### TASK DETAILS:
Quote, without change, all of the lines that follow.

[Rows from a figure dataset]
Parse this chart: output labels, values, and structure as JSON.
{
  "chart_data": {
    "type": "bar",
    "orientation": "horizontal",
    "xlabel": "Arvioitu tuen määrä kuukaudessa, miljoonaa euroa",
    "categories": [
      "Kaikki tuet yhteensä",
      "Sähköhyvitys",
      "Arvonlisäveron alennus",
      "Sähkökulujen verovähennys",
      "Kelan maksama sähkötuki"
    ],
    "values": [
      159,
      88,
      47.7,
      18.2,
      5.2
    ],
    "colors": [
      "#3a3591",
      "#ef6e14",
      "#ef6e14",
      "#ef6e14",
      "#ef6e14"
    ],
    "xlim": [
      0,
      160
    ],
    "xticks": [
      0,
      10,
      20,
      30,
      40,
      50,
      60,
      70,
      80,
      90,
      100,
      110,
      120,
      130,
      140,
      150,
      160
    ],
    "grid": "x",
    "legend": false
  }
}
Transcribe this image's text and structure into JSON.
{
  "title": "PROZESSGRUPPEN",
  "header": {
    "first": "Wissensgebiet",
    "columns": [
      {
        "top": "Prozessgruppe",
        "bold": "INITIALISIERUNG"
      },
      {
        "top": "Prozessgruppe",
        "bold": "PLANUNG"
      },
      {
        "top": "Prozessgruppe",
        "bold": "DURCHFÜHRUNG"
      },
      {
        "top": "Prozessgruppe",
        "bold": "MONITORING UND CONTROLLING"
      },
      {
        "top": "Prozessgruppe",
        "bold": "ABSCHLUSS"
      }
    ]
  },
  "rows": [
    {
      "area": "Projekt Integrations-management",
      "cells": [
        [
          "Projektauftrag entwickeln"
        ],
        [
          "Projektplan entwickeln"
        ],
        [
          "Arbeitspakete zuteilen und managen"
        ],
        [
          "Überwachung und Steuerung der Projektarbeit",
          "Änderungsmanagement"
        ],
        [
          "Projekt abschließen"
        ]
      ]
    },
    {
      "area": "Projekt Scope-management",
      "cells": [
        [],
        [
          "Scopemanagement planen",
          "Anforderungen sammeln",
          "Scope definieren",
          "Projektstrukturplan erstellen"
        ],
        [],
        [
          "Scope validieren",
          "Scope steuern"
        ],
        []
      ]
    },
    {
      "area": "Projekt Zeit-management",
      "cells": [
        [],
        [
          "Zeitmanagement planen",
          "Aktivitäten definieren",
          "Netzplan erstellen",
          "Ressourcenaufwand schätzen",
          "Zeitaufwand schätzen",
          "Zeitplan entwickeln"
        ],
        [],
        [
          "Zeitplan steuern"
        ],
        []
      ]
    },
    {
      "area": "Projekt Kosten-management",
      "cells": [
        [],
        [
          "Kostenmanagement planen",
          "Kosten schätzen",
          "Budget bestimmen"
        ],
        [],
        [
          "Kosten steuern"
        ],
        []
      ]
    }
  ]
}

### WRITTEN SOLUTION:
Parse this chart: output labels, values, and structure as JSON.
{
  "chart_data": {
    "type": "bar",
    "orientation": "horizontal",
    "xlabel": "Arvioitu tuen määrä kuukaudessa, miljoonaa euroa",
    "categories": [
      "Kaikki tuet yhteensä",
      "Sähköhyvitys",
      "Arvonlisäveron alennus",
      "Sähkökulujen verovähennys",
      "Kelan maksama sähkötuki"
    ],
    "values": [
      159,
      88,
      47.7,
      18.2,
      5.2
    ],
    "colors": [
      "#3a3591",
      "#ef6e14",
      "#ef6e14",
      "#ef6e14",
      "#ef6e14"
    ],
    "xlim": [
      0,
      160
    ],
    "xticks": [
      0,
      10,
      20,
      30,
      40,
      50,
      60,
      70,
      80,
      90,
      100,
      110,
      120,
      130,
      140,
      150,
      160
    ],
    "grid": "x",
    "legend": false
  }
}
Transcribe this image's text and structure into JSON.
{
  "title": "PROZESSGRUPPEN",
  "header": {
    "first": "Wissensgebiet",
    "columns": [
      {
        "top": "Prozessgruppe",
        "bold": "INITIALISIERUNG"
      },
      {
        "top": "Prozessgruppe",
        "bold": "PLANUNG"
      },
      {
        "top": "Prozessgruppe",
        "bold": "DURCHFÜHRUNG"
      },
      {
        "top": "Prozessgruppe",
        "bold": "MONITORING UND CONTROLLING"
      },
      {
        "top": "Prozessgruppe",
        "bold": "ABSCHLUSS"
      }
    ]
  },
  "rows": [
    {
      "area": "Projekt Integrations-management",
      "cells": [
        [
          "Projektauftrag entwickeln"
        ],
        [
          "Projektplan entwickeln"
        ],
        [
          "Arbeitspakete zuteilen und managen"
        ],
        [
          "Überwachung und Steuerung der Projektarbeit",
          "Änderungsmanagement"
        ],
        [
          "Projekt abschließen"
        ]
      ]
    },
    {
      "area": "Projekt Scope-management",
      "cells": [
        [],
        [
          "Scopemanagement planen",
          "Anforderungen sammeln",
          "Scope definieren",
          "Projektstrukturplan erstellen"
        ],
        [],
        [
          "Scope validieren",
          "Scope steuern"
        ],
        []
      ]
    },
    {
      "area": "Projekt Zeit-management",
      "cells": [
        [],
        [
          "Zeitmanagement planen",
          "Aktivitäten definieren",
          "Netzplan erstellen",
          "Ressourcenaufwand schätzen",
          "Zeitaufwand schätzen",
          "Zeitplan entwickeln"
        ],
        [],
        [
          "Zeitplan steuern"
        ],
        []
      ]
    },
    {
      "area": "Projekt Kosten-management",
      "cells": [
        [],
        [
          "Kostenmanagement planen",
          "Kosten schätzen",
          "Budget bestimmen"
        ],
        [],
        [
          "Kosten steuern"
        ],
        []
      ]
    }
  ]
}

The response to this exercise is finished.